After remaining undeveloped for some years, the land later became part of the Civic Arena site, former home of the Pittsburgh Penguins NHL team. It is now part of the PPG Paints Arena parking lot.

The Bethel AME congregation received just $240,000 in compensation after their church was razed to the ground. This was not enough money to build a new sanctuary of the same size.

Today, Bethel AME Church can only seat 900 people, and it has lost around two-thirds of its membership as a result. This translates to a deficit of potentially millions of dollars that could have been put toward housing, education, and training programs to benefit Pittsburgh's Black residents.

Community members gather at Bethel AME Church for a meeting on police brutality in April 1954.
Community members gather at Bethel AME Church for a meeting on police brutality in April 1954.  © Courtesy of Rev. Dr. Dale Snyder

Bethel AME Church outlines its vision for the future

Bethel AME Church's sanctuary today can only seat 900 people.
Bethel AME Church's sanctuary today can only seat 900 people.  © Screenshot/Facebook/Dale Bruce Snyder

More than six decades after the church's destruction, the Penguins, city and county authorities, and the congregation have embarked on an unprecedented restorative justice initiative that will return land close to the original site of Big Bethel.

────────────────────────────────────────

#### ASSIGNMENT
Return the stretch from "Today, Bethel AME" through "Pittsburgh's Black residents." in the excerpt on Bethel AME Church, copied word for word. The data that follows has no connection to the excerpt on Bethel AME Church.

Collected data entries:
────────────────────────────────────────

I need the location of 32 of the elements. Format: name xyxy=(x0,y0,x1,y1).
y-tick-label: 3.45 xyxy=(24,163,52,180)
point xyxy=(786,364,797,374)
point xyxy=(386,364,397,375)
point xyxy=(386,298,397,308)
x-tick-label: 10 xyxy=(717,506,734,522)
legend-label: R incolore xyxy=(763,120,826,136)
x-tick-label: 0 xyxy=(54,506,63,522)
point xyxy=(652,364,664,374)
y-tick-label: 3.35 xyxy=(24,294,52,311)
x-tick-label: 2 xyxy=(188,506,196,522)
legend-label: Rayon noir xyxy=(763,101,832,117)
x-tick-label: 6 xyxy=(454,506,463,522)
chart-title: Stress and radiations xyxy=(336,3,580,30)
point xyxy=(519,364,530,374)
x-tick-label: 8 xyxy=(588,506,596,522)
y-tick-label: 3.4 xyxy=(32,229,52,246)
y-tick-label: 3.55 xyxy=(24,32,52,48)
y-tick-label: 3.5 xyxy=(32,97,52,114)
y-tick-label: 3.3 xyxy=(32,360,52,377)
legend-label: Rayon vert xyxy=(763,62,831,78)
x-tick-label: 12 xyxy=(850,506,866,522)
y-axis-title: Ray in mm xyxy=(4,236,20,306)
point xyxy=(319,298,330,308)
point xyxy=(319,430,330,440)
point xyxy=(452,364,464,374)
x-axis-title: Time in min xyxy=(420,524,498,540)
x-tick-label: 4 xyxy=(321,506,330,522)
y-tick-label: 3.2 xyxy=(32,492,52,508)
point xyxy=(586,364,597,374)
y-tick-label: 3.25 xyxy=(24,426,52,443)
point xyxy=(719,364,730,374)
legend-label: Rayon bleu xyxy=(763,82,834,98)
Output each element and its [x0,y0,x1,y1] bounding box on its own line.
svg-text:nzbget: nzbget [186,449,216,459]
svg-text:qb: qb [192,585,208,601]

────────────────────────────────────────

#### RESPONSE TO THE EXERCISE
Today, Bethel AME Church can only seat 900 people, and it has lost around two-thirds of its membership as a result. This translates to a deficit of potentially millions of dollars that could have been put toward housing, education, and training programs to benefit Pittsburgh's Black residents.